◆ **WORK ITEM A**: In the thread on LLM hallucinations, what kind of web page was the source that Gemini cited in the Super Bowl ad?
◆ **WORK ITEM B**: Pick up the thread on LLM hallucinations after its final sentence and keep writing it.

◆ **SOURCE PASSAGE**:
===============

    8. Aurornis ◴[] No.46218549{4}[source]
    > That would mean that there is never any hallucination.

    No it wouldn’t. If the LLM produces an output that does not match the training data or claims things that are not in the training data due to pseudorandom statistical processes then that’s a hallucination. If it accurately represents the training data or context content, it’s not a hallucination.

    Similarly, if you request that an LLM tells you something false and the information it provided is false, that’s not a hallucination.

    > The point of original comment was distinguishing between fact and fiction,

    In the context of LLMs, fact means something represented in the training set. Not factual in an absolute, philosophical sense.

    If you put a lot of categorically false information into the training corpus and train an LLM on it, those pieces of information are “factual” in the context of the LLM output.

    The key part of the parent comment:

    > caused by the use of statistical process (the pseudo random number generator

    replies(1): >>46219042 #
    9. Workaccount2 ◴[] No.46218561{3}[source]
    I believe it was a super bowl ad for gemini last year where it had a "hallucination" in the ad itself. One of the screenshots of gemini being used showed this "hallucination", which made the rounds in the news as expected.

    I want to say it was some fact about cheese or something that was in fact wrong. However you could also see the source gemini cited in the ad, and when you went to that source, it was some local farm 1998 style HTML homepage, and on that page they had the incorrect factoid about the cheese.

    10. leecarraher ◴[] No.46218631[source]
    i agree, not just the multinomial sampling that causes hallucinations. If that were the case, setting temp to 0 and just argmax over the logits would "solve" hallucinations. while round-off error causes some stochasticity it's unlikely to be the the primary cause, rather it's lossy compression over the layers that causes it.

    first compression: You create embeddings that need to differentiate N tokens, JL lemma gives us a bound that modern architectures are well above that. At face value, the embeddings could encode the tokens and provide deterministic discrepancy. But words aren't monolithic , they mean many things and get contextualized by other words. So despite being above jl bound, the model still forces a lossy compression.
===============
◆ **DATASET**:
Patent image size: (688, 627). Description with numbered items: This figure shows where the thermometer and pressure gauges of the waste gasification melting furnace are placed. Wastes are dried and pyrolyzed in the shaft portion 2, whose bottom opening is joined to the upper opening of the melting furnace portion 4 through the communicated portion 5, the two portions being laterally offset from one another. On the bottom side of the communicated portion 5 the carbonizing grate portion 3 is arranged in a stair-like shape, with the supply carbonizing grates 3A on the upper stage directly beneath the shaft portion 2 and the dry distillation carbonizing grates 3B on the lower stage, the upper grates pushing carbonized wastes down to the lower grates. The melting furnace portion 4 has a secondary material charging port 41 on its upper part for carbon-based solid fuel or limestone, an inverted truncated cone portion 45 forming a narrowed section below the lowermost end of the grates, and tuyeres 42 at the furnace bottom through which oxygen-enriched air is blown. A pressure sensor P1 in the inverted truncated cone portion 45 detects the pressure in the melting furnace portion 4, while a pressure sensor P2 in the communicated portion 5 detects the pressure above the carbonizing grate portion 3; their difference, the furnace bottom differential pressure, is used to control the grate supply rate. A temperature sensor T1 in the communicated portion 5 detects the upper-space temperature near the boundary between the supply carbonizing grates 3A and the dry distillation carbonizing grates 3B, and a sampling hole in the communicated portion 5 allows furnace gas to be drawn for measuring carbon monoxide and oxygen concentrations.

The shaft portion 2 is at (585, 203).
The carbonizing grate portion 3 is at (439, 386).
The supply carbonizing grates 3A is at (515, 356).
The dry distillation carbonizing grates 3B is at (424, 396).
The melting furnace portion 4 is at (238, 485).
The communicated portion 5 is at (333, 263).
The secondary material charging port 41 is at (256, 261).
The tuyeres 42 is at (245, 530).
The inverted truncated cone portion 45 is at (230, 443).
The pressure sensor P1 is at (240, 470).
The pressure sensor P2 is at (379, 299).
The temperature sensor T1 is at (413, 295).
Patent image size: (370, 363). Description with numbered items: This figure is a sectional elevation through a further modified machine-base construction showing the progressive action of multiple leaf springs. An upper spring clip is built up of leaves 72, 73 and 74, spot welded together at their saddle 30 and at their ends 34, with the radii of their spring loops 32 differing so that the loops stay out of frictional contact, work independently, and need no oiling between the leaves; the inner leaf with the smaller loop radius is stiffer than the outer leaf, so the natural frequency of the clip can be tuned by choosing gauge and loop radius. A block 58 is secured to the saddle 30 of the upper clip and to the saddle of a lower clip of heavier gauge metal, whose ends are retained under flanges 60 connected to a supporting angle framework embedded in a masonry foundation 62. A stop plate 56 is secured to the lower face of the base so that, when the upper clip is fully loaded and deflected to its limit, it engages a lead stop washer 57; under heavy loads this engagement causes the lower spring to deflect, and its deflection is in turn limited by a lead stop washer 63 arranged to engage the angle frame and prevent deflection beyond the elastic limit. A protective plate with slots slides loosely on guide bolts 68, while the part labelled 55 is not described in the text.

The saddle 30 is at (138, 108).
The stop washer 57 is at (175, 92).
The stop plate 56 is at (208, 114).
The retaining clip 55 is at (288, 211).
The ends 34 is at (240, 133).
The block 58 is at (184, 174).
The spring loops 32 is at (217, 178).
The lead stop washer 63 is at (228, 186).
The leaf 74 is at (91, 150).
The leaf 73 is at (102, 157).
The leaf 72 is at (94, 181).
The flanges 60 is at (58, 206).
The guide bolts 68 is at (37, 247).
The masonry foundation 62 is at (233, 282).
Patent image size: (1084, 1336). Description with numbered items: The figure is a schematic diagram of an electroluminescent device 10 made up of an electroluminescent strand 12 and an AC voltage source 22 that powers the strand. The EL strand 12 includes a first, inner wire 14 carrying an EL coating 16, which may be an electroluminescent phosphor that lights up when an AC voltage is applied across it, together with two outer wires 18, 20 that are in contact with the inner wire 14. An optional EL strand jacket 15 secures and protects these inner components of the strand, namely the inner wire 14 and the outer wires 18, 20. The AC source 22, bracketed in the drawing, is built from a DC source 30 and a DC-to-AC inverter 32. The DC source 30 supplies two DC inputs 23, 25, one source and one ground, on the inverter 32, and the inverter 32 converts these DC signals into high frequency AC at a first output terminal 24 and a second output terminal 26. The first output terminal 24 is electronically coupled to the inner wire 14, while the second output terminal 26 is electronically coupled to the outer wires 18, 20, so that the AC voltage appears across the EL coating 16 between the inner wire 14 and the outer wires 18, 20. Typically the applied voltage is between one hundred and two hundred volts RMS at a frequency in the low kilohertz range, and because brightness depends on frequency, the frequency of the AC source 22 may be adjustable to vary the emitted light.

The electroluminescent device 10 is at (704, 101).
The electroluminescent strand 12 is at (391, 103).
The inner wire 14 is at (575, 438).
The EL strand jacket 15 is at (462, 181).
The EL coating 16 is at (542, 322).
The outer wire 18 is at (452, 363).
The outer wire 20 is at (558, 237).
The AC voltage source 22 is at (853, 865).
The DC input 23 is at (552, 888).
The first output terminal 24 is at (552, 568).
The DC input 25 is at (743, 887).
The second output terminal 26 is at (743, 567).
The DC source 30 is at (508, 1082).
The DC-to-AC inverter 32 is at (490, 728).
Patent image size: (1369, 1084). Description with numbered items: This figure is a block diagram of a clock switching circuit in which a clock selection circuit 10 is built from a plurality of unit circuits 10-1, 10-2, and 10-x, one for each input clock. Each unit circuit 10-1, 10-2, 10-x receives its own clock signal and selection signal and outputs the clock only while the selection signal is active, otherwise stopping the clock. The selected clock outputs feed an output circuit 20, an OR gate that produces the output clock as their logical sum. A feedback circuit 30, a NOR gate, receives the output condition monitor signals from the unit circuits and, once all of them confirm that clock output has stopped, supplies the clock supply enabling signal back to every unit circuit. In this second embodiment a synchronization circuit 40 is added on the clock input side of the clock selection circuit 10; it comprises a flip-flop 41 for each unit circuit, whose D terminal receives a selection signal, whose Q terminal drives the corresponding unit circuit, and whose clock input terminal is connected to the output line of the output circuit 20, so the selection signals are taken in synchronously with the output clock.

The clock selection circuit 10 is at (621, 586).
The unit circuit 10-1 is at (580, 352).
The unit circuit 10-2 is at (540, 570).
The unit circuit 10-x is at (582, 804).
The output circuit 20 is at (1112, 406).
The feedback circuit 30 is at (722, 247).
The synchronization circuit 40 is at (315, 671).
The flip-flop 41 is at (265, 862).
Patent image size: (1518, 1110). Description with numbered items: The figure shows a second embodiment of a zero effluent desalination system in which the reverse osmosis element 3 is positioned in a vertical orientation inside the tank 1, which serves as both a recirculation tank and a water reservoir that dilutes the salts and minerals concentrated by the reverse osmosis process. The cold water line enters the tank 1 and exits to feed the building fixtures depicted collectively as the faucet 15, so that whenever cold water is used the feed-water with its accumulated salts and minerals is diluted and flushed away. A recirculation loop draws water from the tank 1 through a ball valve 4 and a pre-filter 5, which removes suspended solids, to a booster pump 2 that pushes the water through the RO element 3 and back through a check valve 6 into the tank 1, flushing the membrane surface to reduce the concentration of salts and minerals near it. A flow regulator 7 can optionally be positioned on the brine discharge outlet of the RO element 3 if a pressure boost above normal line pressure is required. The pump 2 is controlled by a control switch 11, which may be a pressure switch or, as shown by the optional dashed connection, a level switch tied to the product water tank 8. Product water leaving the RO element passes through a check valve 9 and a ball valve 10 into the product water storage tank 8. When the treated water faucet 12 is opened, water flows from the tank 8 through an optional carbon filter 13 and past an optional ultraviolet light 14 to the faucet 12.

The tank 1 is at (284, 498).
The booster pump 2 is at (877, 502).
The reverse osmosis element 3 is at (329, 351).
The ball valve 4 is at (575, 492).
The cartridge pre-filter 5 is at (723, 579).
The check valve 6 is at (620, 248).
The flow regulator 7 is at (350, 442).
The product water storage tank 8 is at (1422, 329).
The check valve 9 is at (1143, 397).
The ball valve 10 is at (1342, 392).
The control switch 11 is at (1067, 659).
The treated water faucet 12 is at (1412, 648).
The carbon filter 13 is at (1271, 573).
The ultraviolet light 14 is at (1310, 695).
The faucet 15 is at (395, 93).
===============
◆ **ANSWER A**: A local farm's homepage in 1998-style HTML, which carried the incorrect factoid about the cheese.

◆ **ANSWER B**:
    next compression: each layer of the transformer blows up the input to KVQ, then compresses it back to the inter-layer dimension.

    finally there is the output layer which at 0 temp is deterministic, but it is heavily path dependent on getting to that token. The space of possible paths is combinatorial, so any non-deterministic behavior elsewhere will inflate the likelihood of non-deterministic output, including things like roundoff. heck most models are quantized down to 4 even2 bits these days, which is wild!

    11. CGMthrowaway ◴[] No.46219042{5}[source]
    OK if everyone else agrees with your semantics then I agree
    12. antonvs ◴[] No.46219141[source]
    > In my mind, hallucination is when some aspect of the model's response should be consistent with reality

    By "reality", do you mean the training corpus? Because otherwise, this seems like a strange standard. Models don't have access to "reality".

    replies(1): >>46219522 #
    13. KalMann ◴[] No.46219522[source]
    > Models don't have access to "reality"

    This is an explanation of why models "hallucinate" not a criticism for the provided definition of hallucination.

    replies(1): >>46221939 #
    14. Al-Khwarizmi ◴[] No.46221127{4}[source]
    The LLM is always operating as designed, but humans call its outputs "hallucinations" when they don't align with factual reality, regardless of the reason why that happens and whether it should be considered a bug or a feature. (I don't like the term much, by the way, but at this point it's a de facto standard).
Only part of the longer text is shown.